┌─ Records shown

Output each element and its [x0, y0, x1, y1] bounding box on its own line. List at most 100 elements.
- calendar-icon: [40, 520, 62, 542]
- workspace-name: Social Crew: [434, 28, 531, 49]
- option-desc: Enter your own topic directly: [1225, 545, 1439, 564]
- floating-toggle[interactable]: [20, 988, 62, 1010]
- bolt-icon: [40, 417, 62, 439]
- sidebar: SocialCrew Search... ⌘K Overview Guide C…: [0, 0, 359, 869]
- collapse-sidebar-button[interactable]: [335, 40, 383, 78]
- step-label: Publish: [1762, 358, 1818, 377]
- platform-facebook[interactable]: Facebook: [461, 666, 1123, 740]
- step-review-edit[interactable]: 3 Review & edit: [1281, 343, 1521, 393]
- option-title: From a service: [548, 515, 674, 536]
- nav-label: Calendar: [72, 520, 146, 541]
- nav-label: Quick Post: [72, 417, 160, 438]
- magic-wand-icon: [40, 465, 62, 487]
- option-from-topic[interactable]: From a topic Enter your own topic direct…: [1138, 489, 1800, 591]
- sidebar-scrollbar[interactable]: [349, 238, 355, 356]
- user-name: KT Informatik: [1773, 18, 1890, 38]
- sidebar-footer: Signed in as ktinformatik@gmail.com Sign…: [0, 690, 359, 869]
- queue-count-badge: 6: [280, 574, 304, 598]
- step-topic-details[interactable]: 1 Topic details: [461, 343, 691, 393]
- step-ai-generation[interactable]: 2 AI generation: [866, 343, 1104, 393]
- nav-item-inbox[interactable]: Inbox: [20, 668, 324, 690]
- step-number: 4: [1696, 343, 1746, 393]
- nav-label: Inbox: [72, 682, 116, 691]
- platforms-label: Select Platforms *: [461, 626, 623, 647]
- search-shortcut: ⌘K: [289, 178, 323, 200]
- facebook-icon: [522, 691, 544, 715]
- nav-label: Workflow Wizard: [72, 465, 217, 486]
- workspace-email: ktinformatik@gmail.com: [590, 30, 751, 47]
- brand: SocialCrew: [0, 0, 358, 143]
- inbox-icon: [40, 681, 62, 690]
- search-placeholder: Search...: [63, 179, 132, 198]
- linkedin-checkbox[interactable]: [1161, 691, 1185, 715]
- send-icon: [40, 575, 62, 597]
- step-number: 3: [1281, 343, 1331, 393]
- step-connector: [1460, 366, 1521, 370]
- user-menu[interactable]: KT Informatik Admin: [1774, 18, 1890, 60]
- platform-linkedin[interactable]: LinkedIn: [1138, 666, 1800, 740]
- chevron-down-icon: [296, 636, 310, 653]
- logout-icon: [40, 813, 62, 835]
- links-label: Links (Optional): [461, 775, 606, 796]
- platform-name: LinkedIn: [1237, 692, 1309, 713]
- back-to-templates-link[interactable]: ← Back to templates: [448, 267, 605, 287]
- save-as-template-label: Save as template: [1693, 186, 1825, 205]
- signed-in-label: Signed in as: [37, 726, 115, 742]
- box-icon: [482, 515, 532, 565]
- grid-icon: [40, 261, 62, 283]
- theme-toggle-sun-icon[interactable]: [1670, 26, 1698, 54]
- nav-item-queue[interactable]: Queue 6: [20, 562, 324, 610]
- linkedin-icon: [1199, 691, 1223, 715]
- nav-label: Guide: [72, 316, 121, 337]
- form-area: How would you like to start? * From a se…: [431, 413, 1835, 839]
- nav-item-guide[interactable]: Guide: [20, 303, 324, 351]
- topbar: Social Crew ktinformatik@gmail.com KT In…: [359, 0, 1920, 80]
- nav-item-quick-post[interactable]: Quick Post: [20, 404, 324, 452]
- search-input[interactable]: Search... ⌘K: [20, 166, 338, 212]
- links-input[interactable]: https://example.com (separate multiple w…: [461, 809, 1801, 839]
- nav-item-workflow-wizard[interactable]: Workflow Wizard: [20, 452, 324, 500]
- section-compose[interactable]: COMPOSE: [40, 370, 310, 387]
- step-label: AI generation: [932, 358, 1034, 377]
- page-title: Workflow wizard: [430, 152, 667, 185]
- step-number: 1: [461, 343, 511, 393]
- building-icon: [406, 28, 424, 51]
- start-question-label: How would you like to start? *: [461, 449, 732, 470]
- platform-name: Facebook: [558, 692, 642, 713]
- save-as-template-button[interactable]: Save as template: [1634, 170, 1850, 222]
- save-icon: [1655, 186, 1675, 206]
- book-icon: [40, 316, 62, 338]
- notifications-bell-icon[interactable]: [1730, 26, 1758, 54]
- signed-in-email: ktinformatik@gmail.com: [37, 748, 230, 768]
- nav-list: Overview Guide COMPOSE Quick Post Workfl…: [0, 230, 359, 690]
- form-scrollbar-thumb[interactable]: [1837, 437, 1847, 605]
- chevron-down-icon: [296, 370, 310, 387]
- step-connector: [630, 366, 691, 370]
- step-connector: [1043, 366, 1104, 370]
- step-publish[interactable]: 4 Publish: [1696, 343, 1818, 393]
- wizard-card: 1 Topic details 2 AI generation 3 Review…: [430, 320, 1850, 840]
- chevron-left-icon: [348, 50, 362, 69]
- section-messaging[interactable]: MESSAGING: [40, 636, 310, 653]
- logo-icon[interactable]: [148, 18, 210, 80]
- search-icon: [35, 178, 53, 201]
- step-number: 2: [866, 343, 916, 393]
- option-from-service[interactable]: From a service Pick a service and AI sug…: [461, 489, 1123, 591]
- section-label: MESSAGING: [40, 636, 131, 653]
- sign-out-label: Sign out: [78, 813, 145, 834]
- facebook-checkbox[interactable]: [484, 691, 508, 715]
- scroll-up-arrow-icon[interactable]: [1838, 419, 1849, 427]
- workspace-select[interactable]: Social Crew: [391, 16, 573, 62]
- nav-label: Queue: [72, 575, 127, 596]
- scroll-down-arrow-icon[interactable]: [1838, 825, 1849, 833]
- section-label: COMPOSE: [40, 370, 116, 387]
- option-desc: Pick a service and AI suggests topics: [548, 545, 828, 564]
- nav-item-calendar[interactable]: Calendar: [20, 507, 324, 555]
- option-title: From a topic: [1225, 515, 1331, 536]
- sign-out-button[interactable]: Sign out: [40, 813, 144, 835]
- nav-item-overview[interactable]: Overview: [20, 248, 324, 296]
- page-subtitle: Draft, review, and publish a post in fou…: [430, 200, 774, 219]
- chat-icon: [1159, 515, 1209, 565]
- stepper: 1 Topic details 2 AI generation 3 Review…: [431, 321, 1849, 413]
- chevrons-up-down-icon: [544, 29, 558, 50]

└─

Can you give the rows from the start through the line with "- bolt-icon: [40, 417, 62, 439]" again, changing "Enter your own topic directly" to "Type a custom topic" and leaving everything else the same?

# Problem solution
Output each element and its [x0, y0, x1, y1] bounding box on its own line. List at most 100 elements.
- calendar-icon: [40, 520, 62, 542]
- workspace-name: Social Crew: [434, 28, 531, 49]
- option-desc: Type a custom topic: [1225, 545, 1439, 564]
- floating-toggle[interactable]: [20, 988, 62, 1010]
- bolt-icon: [40, 417, 62, 439]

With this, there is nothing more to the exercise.